Goal 1:
In the records, from the line with "draw-normal-button[interactable] — [9, 537, 24, 549]" to the line with "zoom-control[interactable]: 16.67% ∨", change "lock-toggle" to "lock-switch". Return only those lines, with nothing else altered.

□ □ □ □ □

Re: [DISCUSS] KIP-349 Priorities for Source Topics

Colin McCabe Mon, 10 Sep 2018 10:52:33 -0700

On Thu, Sep 6, 2018, at 20:21, Matthias J. Sax wrote:
> I am still not sure how Samza's MessageChooser actually works and how
> this would align with KafkaConsumer fetch requests.
> 
> 
> Maybe I can give some background (conceptually); @Colin, please correct
> me if I say anything wrong:
> 
> 
> When a fetch request is send, all assigned topic partitions of the
> consumers are ordered in a list and the broker will return data starting
> with the first partition in the list and returning as many messages as
> possible (either until partition end-offset or fetch size is reached).
> If end-offset is reached but not fetch size, the next partition in the
> list is considered. This repeats until fetch size is reached. If a
> partition in the list has no data available, it's skipped.
> 
> When data is return to the consumer, the consumer moves all partitions
> for which data was returned to the end of the list. Thus, in the next
> fetch request, data from other partitions is returned (this avoid
> starving of partitions). Note, that partitions that do not return data
> (even if they are in the head of the list), stay in the head of the list.
> 
> (Note, that this topic list is actually also maintained broker side to
> allow for incremental fetch request).


Right.

> 
> Because different partitions are hosted on different brokers, the
> consumer will send fetch requests to different brokers (@Colin: how does
> this work in detail? Does the consumer just do a round robin over all
> brokers it needs to fetch from?)

The client will fetch from multiple brokers in parallel.

□ □ □ □ □

Goal 2:
The forum thread describes how the partitions in a fetch list are handled. List every rule it gives for how they are ordered, read from, skipped or moved.

Spatial layout data
□ □ □ □ □

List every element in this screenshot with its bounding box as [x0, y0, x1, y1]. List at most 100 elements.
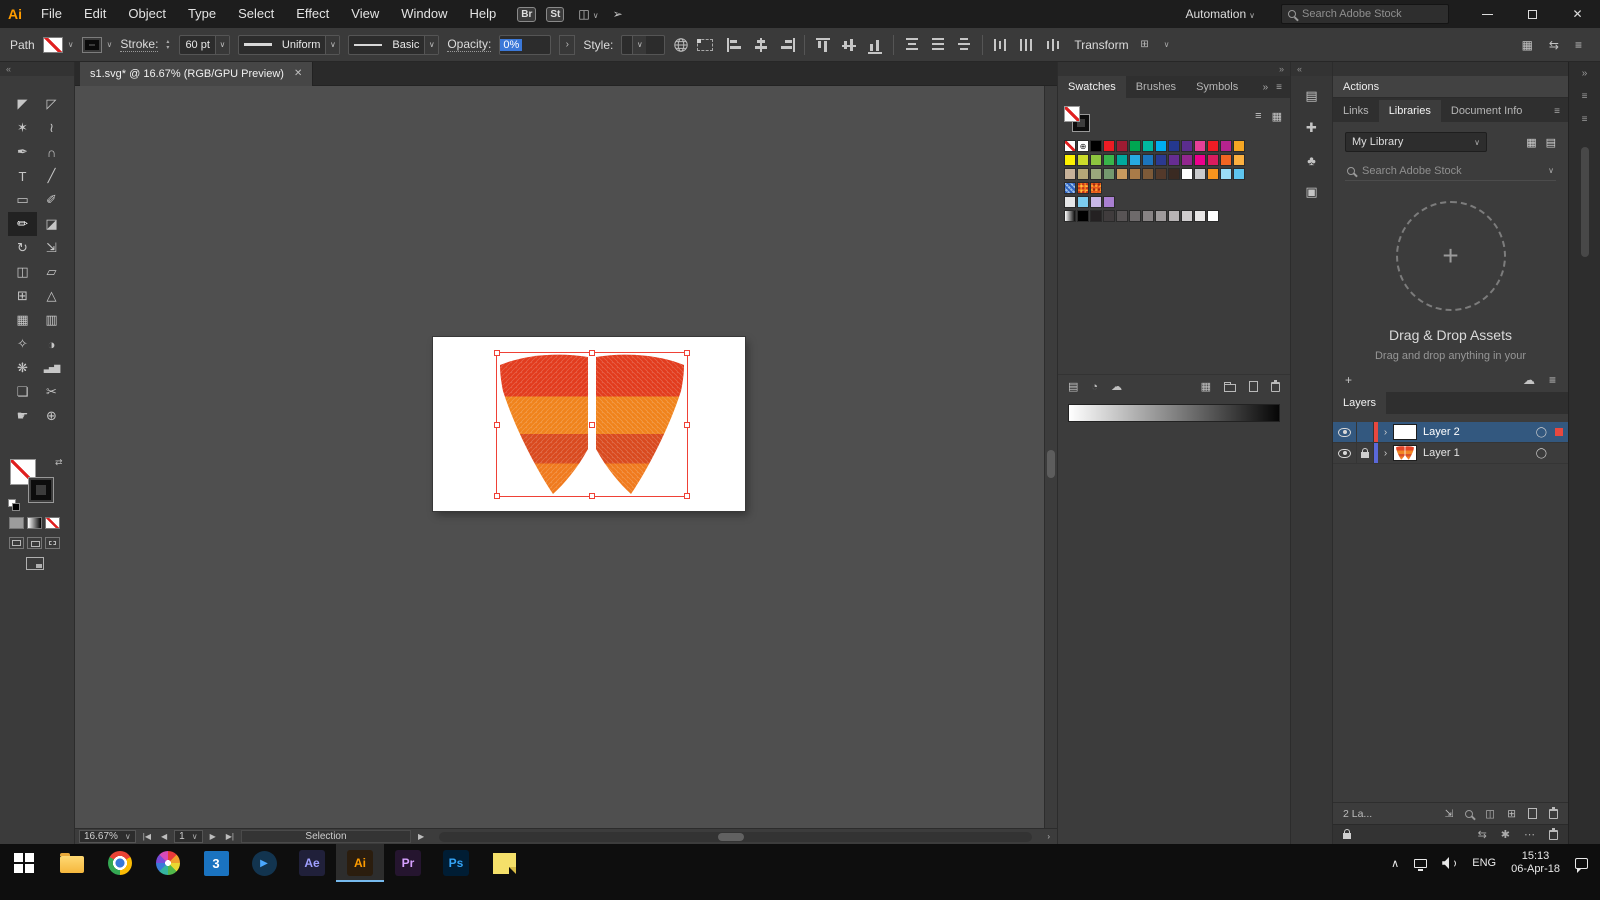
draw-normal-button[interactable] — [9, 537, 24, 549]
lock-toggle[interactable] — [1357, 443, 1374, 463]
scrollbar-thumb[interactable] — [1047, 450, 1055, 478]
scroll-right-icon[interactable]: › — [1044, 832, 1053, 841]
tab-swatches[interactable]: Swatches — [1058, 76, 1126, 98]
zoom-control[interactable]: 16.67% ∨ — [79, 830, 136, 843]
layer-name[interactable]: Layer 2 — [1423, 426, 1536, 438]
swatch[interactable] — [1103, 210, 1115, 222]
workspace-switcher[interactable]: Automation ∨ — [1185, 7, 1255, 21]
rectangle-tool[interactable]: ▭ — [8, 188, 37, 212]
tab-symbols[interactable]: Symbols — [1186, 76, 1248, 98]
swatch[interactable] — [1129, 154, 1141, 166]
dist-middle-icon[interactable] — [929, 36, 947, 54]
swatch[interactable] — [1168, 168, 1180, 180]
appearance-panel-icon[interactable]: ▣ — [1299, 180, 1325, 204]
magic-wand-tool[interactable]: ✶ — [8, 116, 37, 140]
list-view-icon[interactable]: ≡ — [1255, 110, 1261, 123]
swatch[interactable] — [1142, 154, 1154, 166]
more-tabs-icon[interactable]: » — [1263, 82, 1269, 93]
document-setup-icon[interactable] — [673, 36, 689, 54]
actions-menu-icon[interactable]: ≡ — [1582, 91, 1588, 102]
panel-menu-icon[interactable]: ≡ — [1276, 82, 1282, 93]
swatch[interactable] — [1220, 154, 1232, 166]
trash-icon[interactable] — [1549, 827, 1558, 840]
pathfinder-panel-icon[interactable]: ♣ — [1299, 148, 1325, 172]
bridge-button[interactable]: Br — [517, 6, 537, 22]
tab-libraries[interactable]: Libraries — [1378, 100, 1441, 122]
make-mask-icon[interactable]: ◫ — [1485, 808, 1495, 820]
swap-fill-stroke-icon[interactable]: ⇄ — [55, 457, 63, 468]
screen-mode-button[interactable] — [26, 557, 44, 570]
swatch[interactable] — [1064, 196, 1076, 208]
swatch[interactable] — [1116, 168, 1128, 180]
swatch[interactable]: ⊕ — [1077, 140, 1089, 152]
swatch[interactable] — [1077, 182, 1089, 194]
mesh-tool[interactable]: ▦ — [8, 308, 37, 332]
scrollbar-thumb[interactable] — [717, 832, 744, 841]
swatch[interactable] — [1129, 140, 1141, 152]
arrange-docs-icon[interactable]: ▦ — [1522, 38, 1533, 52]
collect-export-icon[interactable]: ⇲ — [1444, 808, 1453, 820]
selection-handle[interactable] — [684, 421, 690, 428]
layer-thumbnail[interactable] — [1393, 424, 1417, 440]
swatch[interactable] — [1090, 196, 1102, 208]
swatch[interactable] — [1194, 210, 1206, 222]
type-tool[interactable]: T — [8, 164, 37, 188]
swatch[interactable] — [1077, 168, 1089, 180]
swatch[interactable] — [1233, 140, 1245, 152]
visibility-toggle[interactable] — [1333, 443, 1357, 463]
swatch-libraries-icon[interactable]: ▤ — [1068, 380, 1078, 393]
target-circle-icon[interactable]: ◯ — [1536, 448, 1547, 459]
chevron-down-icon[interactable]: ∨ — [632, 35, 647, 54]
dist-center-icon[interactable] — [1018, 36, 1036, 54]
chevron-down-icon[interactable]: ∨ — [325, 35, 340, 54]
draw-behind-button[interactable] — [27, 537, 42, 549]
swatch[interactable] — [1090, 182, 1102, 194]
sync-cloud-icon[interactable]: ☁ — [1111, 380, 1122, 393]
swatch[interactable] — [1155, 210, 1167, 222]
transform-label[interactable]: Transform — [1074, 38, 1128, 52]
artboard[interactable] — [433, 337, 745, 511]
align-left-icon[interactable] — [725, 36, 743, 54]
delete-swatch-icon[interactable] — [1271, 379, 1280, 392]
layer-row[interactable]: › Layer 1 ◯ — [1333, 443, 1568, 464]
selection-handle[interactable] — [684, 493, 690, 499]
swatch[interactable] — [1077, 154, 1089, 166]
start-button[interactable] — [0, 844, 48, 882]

□ □ □ □ □

Expected output 1:
draw-normal-button[interactable] — [9, 537, 24, 549]
lock-switch[interactable] — [1357, 443, 1374, 463]
scrollbar-thumb[interactable] — [1047, 450, 1055, 478]
scroll-right-icon[interactable]: › — [1044, 832, 1053, 841]
tab-swatches[interactable]: Swatches — [1058, 76, 1126, 98]
zoom-control[interactable]: 16.67% ∨ — [79, 830, 136, 843]

Expected output 2:
- All assigned topic partitions of the consumer are ordered in a list.
- The broker returns data starting with the first partition in the list, as many messages as possible, until that partition's end-offset or the fetch size is reached.
- If the end-offset is reached but the fetch size is not, the next partition in the list is considered, and this repeats until the fetch size is reached.
- A partition with no data available is skipped.
- When data is returned, the consumer moves every partition that returned data to the end of the list.
- Partitions that return no data stay at the head of the list.